*What the task asks*
In the records below, find each line containing the word "opción" and copy it.

Start of Records shown

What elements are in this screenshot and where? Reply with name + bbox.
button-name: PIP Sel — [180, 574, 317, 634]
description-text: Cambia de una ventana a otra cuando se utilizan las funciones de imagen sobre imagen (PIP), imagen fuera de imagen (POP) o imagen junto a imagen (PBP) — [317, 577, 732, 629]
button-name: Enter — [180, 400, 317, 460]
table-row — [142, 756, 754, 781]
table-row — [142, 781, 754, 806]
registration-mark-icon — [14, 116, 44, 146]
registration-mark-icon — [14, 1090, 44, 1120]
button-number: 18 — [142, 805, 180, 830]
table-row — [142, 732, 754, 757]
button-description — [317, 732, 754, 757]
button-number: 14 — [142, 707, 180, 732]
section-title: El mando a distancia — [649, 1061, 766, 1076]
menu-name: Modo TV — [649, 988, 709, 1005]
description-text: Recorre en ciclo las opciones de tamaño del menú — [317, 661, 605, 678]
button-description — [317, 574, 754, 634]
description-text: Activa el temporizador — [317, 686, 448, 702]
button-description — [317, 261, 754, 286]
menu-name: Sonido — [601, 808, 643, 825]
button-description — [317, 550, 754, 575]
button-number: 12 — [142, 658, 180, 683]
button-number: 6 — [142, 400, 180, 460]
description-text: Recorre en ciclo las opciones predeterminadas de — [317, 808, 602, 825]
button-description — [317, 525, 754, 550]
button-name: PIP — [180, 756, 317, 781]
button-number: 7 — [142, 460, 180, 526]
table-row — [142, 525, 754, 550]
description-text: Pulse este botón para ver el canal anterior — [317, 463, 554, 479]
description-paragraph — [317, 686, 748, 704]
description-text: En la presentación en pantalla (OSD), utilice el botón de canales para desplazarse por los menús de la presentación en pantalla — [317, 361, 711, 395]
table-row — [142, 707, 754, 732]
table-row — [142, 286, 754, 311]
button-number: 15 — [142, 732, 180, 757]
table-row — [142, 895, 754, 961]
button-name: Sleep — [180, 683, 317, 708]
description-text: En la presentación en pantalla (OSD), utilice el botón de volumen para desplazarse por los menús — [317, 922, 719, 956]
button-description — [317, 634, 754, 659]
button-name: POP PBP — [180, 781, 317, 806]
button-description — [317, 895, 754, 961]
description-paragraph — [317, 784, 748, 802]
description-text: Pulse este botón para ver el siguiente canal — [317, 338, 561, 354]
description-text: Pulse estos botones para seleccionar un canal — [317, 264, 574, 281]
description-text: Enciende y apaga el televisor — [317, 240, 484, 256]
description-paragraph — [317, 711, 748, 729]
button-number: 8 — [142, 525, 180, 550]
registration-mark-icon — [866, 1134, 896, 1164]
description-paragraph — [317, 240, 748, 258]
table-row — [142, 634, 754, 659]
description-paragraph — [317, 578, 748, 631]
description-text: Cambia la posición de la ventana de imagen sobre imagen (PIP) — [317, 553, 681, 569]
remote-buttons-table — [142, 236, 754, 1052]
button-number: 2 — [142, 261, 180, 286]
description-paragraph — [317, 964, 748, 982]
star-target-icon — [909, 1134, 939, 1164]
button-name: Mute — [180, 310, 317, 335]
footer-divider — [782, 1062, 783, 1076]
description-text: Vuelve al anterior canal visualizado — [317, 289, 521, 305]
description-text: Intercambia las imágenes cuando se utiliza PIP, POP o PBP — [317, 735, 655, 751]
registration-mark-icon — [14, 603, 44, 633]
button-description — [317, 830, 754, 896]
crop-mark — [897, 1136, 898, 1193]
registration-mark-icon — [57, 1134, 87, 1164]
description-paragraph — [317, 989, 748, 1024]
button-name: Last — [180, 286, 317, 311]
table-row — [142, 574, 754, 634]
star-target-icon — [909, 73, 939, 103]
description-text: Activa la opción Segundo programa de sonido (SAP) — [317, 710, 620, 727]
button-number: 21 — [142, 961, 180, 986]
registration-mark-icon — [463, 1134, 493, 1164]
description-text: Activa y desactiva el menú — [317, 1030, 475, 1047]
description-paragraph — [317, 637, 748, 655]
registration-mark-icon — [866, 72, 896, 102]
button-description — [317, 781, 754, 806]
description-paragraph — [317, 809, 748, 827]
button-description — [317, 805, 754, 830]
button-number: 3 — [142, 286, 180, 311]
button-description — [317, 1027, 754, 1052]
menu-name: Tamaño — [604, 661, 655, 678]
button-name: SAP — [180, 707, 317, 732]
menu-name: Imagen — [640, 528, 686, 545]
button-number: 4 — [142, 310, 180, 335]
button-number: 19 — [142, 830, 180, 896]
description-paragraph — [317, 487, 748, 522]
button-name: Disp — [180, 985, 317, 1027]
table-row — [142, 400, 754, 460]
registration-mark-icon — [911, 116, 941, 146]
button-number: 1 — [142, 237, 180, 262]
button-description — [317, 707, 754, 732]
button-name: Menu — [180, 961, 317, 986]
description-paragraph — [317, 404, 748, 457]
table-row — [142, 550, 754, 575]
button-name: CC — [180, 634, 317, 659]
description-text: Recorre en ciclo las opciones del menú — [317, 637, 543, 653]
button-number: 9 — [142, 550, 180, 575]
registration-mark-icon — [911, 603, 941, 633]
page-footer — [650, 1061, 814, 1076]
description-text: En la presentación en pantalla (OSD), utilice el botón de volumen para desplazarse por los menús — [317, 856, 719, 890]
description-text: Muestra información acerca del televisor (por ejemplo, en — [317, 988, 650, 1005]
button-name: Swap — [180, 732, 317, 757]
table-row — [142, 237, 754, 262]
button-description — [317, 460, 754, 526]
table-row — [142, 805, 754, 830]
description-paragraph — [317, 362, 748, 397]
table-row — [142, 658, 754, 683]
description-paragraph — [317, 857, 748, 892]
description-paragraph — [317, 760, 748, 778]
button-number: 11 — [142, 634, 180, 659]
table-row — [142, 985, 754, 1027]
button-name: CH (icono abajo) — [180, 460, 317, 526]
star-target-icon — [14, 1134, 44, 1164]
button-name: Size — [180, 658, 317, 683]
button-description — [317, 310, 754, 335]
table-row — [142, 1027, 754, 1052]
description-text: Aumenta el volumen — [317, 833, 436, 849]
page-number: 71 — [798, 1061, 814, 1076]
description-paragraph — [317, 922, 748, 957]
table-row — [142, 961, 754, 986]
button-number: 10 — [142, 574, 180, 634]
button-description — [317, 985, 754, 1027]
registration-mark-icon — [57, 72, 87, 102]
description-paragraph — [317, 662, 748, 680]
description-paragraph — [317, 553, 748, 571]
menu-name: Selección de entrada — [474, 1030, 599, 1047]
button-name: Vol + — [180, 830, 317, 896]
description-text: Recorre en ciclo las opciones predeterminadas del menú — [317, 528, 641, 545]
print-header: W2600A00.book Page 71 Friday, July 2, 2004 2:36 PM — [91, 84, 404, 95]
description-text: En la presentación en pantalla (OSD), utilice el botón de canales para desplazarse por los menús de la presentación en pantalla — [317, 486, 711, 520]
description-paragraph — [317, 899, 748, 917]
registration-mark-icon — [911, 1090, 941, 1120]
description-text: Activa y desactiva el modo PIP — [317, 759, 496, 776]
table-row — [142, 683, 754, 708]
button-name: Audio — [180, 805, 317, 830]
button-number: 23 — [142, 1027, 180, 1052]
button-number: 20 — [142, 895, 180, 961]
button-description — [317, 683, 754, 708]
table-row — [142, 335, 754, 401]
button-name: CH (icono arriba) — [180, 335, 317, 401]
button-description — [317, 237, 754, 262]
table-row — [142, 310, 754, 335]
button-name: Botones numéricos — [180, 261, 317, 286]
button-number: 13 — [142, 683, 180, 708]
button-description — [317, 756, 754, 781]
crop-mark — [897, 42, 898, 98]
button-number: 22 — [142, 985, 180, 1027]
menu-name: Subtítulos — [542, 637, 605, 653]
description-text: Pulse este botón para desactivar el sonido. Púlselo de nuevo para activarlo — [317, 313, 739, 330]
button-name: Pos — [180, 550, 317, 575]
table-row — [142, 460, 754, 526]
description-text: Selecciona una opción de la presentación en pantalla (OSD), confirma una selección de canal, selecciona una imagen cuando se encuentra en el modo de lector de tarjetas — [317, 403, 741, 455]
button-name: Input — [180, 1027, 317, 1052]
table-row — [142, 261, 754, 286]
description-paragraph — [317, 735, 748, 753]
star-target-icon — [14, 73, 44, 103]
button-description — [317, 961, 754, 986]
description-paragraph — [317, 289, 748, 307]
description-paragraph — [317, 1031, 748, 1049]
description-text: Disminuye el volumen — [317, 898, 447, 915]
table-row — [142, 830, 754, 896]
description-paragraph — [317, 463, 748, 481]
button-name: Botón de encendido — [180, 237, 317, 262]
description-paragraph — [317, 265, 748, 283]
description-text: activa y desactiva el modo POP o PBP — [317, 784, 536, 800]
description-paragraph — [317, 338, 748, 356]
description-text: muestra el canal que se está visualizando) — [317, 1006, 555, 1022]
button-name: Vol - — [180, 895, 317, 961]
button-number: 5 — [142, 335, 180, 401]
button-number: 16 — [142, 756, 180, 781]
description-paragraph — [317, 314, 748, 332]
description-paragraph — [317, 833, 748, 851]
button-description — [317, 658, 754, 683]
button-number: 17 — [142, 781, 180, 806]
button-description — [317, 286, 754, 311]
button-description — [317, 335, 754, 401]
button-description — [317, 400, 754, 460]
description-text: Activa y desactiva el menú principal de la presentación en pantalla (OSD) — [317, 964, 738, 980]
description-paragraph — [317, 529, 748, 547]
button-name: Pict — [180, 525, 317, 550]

End of Records shown

*Task response*
description-text: Activa la opción Segundo programa de sonido (SAP) — [317, 710, 620, 727]
description-text: Selecciona una opción de la presentación en pantalla (OSD), confirma una selección de canal, selecciona una imagen cuando se encuentra en el modo de lector de tarjetas — [317, 403, 741, 455]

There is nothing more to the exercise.